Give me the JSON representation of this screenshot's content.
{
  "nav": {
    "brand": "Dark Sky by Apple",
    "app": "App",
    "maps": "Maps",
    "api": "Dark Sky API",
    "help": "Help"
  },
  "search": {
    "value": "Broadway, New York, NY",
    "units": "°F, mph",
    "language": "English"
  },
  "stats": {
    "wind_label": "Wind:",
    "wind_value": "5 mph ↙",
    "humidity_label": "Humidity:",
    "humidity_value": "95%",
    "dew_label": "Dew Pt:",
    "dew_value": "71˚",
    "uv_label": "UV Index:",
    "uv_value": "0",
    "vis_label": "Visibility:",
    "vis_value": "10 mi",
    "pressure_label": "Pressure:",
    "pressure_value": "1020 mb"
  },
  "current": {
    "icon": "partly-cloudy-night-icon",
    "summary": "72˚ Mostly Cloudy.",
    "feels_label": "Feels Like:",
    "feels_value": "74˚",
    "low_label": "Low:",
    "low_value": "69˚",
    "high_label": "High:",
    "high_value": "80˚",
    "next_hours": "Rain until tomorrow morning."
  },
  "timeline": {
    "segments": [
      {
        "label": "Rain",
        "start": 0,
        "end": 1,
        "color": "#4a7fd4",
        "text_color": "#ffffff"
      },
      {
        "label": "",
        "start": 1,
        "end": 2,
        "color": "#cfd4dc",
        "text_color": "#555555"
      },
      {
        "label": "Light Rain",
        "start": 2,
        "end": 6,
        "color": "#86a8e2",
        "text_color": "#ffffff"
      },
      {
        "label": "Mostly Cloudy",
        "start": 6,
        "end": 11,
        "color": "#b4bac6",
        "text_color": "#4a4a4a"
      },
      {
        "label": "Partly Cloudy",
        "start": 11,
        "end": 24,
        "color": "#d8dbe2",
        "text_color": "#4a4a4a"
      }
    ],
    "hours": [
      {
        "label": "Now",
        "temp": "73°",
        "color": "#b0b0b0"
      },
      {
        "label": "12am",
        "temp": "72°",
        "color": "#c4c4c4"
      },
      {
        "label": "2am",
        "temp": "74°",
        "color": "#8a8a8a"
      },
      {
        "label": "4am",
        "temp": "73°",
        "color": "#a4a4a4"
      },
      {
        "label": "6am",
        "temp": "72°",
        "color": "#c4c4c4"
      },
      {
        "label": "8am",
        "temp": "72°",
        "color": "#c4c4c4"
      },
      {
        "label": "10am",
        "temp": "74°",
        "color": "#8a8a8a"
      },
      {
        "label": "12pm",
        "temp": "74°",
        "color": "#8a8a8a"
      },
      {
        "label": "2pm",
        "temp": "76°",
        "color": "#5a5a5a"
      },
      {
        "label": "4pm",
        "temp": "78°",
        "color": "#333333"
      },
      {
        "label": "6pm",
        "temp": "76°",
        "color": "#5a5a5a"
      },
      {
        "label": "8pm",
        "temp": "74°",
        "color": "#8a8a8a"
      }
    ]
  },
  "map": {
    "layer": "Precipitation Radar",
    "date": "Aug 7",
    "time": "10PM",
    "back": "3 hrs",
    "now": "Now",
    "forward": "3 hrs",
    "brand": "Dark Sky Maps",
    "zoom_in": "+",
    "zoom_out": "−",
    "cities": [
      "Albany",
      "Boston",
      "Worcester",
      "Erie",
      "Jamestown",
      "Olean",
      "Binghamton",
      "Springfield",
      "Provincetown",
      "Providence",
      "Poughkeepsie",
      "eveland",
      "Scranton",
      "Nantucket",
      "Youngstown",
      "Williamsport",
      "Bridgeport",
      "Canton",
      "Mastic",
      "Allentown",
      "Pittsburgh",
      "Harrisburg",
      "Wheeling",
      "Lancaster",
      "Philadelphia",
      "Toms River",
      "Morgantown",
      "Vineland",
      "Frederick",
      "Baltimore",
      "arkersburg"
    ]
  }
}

· · · · ·

** Exercise brief **
Output each record exactly, leaving nothing out.

** Problem solution **
Give me the JSON representation of this screenshot's content.
{
  "nav": {
    "brand": "Dark Sky by Apple",
    "app": "App",
    "maps": "Maps",
    "api": "Dark Sky API",
    "help": "Help"
  },
  "search": {
    "value": "Broadway, New York, NY",
    "units": "°F, mph",
    "language": "English"
  },
  "stats": {
    "wind_label": "Wind:",
    "wind_value": "5 mph ↙",
    "humidity_label": "Humidity:",
    "humidity_value": "95%",
    "dew_label": "Dew Pt:",
    "dew_value": "71˚",
    "uv_label": "UV Index:",
    "uv_value": "0",
    "vis_label": "Visibility:",
    "vis_value": "10 mi",
    "pressure_label": "Pressure:",
    "pressure_value": "1020 mb"
  },
  "current": {
    "icon": "partly-cloudy-night-icon",
    "summary": "72˚ Mostly Cloudy.",
    "feels_label": "Feels Like:",
    "feels_value": "74˚",
    "low_label": "Low:",
    "low_value": "69˚",
    "high_label": "High:",
    "high_value": "80˚",
    "next_hours": "Rain until tomorrow morning."
  },
  "timeline": {
    "segments": [
      {
        "label": "Rain",
        "start": 0,
        "end": 1,
        "color": "#4a7fd4",
        "text_color": "#ffffff"
      },
      {
        "label": "",
        "start": 1,
        "end": 2,
        "color": "#cfd4dc",
        "text_color": "#555555"
      },
      {
        "label": "Light Rain",
        "start": 2,
        "end": 6,
        "color": "#86a8e2",
        "text_color": "#ffffff"
      },
      {
        "label": "Mostly Cloudy",
        "start": 6,
        "end": 11,
        "color": "#b4bac6",
        "text_color": "#4a4a4a"
      },
      {
        "label": "Partly Cloudy",
        "start": 11,
        "end": 24,
        "color": "#d8dbe2",
        "text_color": "#4a4a4a"
      }
    ],
    "hours": [
      {
        "label": "Now",
        "temp": "73°",
        "color": "#b0b0b0"
      },
      {
        "label": "12am",
        "temp": "72°",
        "color": "#c4c4c4"
      },
      {
        "label": "2am",
        "temp": "74°",
        "color": "#8a8a8a"
      },
      {
        "label": "4am",
        "temp": "73°",
        "color": "#a4a4a4"
      },
      {
        "label": "6am",
        "temp": "72°",
        "color": "#c4c4c4"
      },
      {
        "label": "8am",
        "temp": "72°",
        "color": "#c4c4c4"
      },
      {
        "label": "10am",
        "temp": "74°",
        "color": "#8a8a8a"
      },
      {
        "label": "12pm",
        "temp": "74°",
        "color": "#8a8a8a"
      },
      {
        "label": "2pm",
        "temp": "76°",
        "color": "#5a5a5a"
      },
      {
        "label": "4pm",
        "temp": "78°",
        "color": "#333333"
      },
      {
        "label": "6pm",
        "temp": "76°",
        "color": "#5a5a5a"
      },
      {
        "label": "8pm",
        "temp": "74°",
        "color": "#8a8a8a"
      }
    ]
  },
  "map": {
    "layer": "Precipitation Radar",
    "date": "Aug 7",
    "time": "10PM",
    "back": "3 hrs",
    "now": "Now",
    "forward": "3 hrs",
    "brand": "Dark Sky Maps",
    "zoom_in": "+",
    "zoom_out": "−",
    "cities": [
      "Albany",
      "Boston",
      "Worcester",
      "Erie",
      "Jamestown",
      "Olean",
      "Binghamton",
      "Springfield",
      "Provincetown",
      "Providence",
      "Poughkeepsie",
      "eveland",
      "Scranton",
      "Nantucket",
      "Youngstown",
      "Williamsport",
      "Bridgeport",
      "Canton",
      "Mastic",
      "Allentown",
      "Pittsburgh",
      "Harrisburg",
      "Wheeling",
      "Lancaster",
      "Philadelphia",
      "Toms River",
      "Morgantown",
      "Vineland",
      "Frederick",
      "Baltimore",
      "arkersburg"
    ]
  }
}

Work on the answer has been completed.